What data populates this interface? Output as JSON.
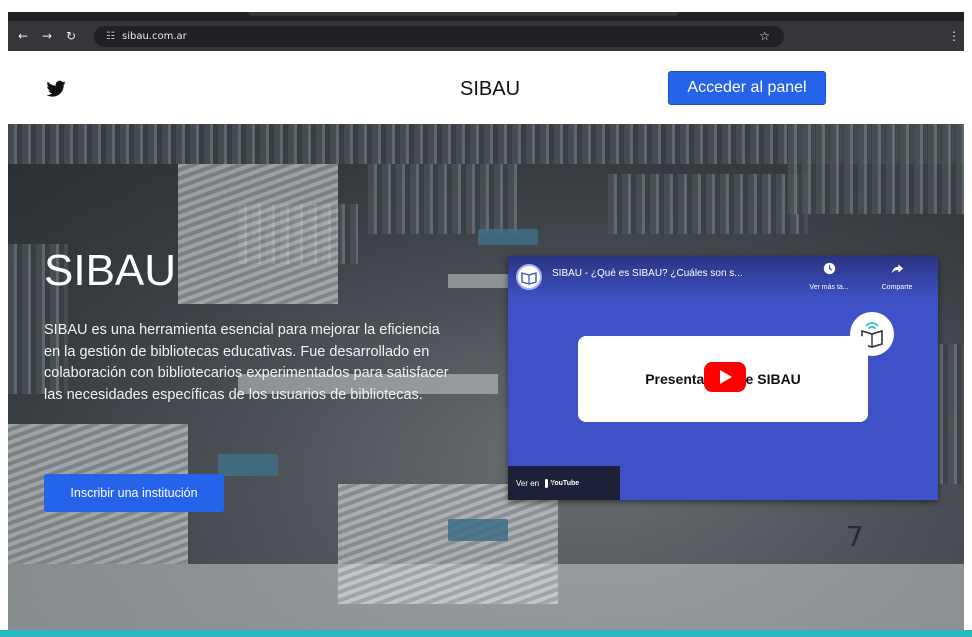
{
  "browser": {
    "url": "sibau.com.ar",
    "back_icon": "arrow-left",
    "forward_icon": "arrow-right",
    "reload_icon": "reload",
    "tune_icon": "site-settings",
    "star_icon": "star",
    "menu_icon": "kebab-menu"
  },
  "header": {
    "social_icon": "twitter",
    "brand": "SIBAU",
    "panel_button": "Acceder al panel"
  },
  "hero": {
    "title": "SIBAU",
    "description": "SIBAU es una herramienta esencial para mejorar la eficiencia en la gestión de bibliotecas educativas. Fue desarrollado en colaboración con bibliotecarios experimentados para satisfacer las necesidades específicas de los usuarios de bibliotecas.",
    "cta_button": "Inscribir una institución",
    "background_number": "7"
  },
  "video": {
    "title": "SIBAU - ¿Qué es SIBAU? ¿Cuáles son s...",
    "watch_later": "Ver más ta...",
    "share": "Comparte",
    "preview_text": "Presentación de SIBAU",
    "watch_on": "Ver en",
    "platform": "YouTube"
  },
  "colors": {
    "primary_button": "#2563eb",
    "video_background": "#3f51c6",
    "play_button": "#ff0000",
    "bottom_bar": "#2bb6c4"
  }
}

What to do:
Copy out every line from the records that has the word "arrow".

The response:
    "back_icon": "arrow-left",
    "forward_icon": "arrow-right",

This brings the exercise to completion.